_TASK MATERIAL_

------------------------------------

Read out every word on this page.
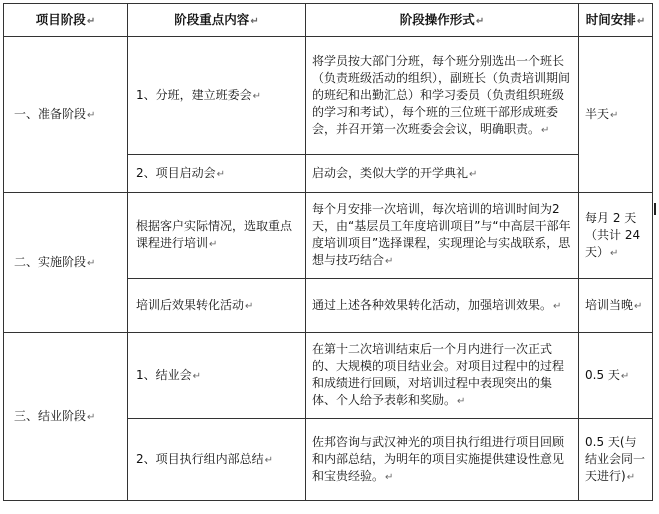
项目阶段↵	阶段重点内容↵	阶段操作形式↵	时间安排↵
一、准备阶段↵	1、分班，建立班委会↵	将学员按大部门分班，每个班分别选出一个班长（负责班级活动的组织），副班长（负责培训期间的班纪和出勤汇总）和学习委员（负责组织班级的学习和考试），每个班的三位班干部形成班委会，并召开第一次班委会会议，明确职责。↵	半天↵
	2、项目启动会↵	启动会，类似大学的开学典礼↵	
二、实施阶段↵	根据客户实际情况，选取重点课程进行培训↵	每个月安排一次培训，每次培训的培训时间为2天，由“基层员工年度培训项目”与“中高层干部年度培训项目”选择课程，实现理论与实战联系，思想与技巧结合↵	每月 2 天（共计 24 天）↵
	培训后效果转化活动↵	通过上述各种效果转化活动，加强培训效果。↵	培训当晚↵
三、结业阶段↵	1、结业会↵	在第十二次培训结束后一个月内进行一次正式的、大规模的项目结业会。对项目过程中的过程和成绩进行回顾，对培训过程中表现突出的集体、个人给予表彰和奖励。↵	0.5 天↵
	2、项目执行组内部总结↵	佐邦咨询与武汉神光的项目执行组进行项目回顾和内部总结，为明年的项目实施提供建设性意见和宝贵经验。↵	0.5 天(与结业会同一天进行)↵
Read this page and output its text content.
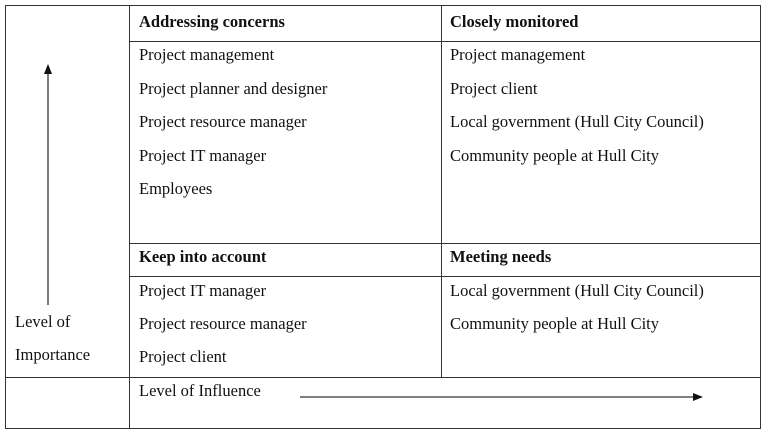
Addressing concerns
Project management
Project planner and designer
Project resource manager
Project IT manager
Employees
Closely monitored
Project management
Project client
Local government (Hull City Council)
Community people at Hull City
Keep into account
Project IT manager
Project resource manager
Project client
Meeting needs
Local government (Hull City Council)
Community people at Hull City
Level of
Importance
Level of Influence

------------------------------------

_PROBLEM REQUIREMENTS_
Leave the pictures out, and print every line of the listing exactly as written.

_REPLY TO THE TASK_
Read out every word on this page.
项目阶段↵	阶段重点内容↵	阶段操作形式↵	时间安排↵
一、准备阶段↵	1、分班，建立班委会↵	将学员按大部门分班，每个班分别选出一个班长（负责班级活动的组织），副班长（负责培训期间的班纪和出勤汇总）和学习委员（负责组织班级的学习和考试），每个班的三位班干部形成班委会，并召开第一次班委会会议，明确职责。↵	半天↵
	2、项目启动会↵	启动会，类似大学的开学典礼↵	
二、实施阶段↵	根据客户实际情况，选取重点课程进行培训↵	每个月安排一次培训，每次培训的培训时间为2天，由“基层员工年度培训项目”与“中高层干部年度培训项目”选择课程，实现理论与实战联系，思想与技巧结合↵	每月 2 天（共计 24 天）↵
	培训后效果转化活动↵	通过上述各种效果转化活动，加强培训效果。↵	培训当晚↵
三、结业阶段↵	1、结业会↵	在第十二次培训结束后一个月内进行一次正式的、大规模的项目结业会。对项目过程中的过程和成绩进行回顾，对培训过程中表现突出的集体、个人给予表彰和奖励。↵	0.5 天↵
	2、项目执行组内部总结↵	佐邦咨询与武汉神光的项目执行组进行项目回顾和内部总结，为明年的项目实施提供建设性意见和宝贵经验。↵	0.5 天(与结业会同一天进行)↵
Read this page and output its text content.
Addressing concerns
Project management
Project planner and designer
Project resource manager
Project IT manager
Employees
Closely monitored
Project management
Project client
Local government (Hull City Council)
Community people at Hull City
Keep into account
Project IT manager
Project resource manager
Project client
Meeting needs
Local government (Hull City Council)
Community people at Hull City
Level of
Importance
Level of Influence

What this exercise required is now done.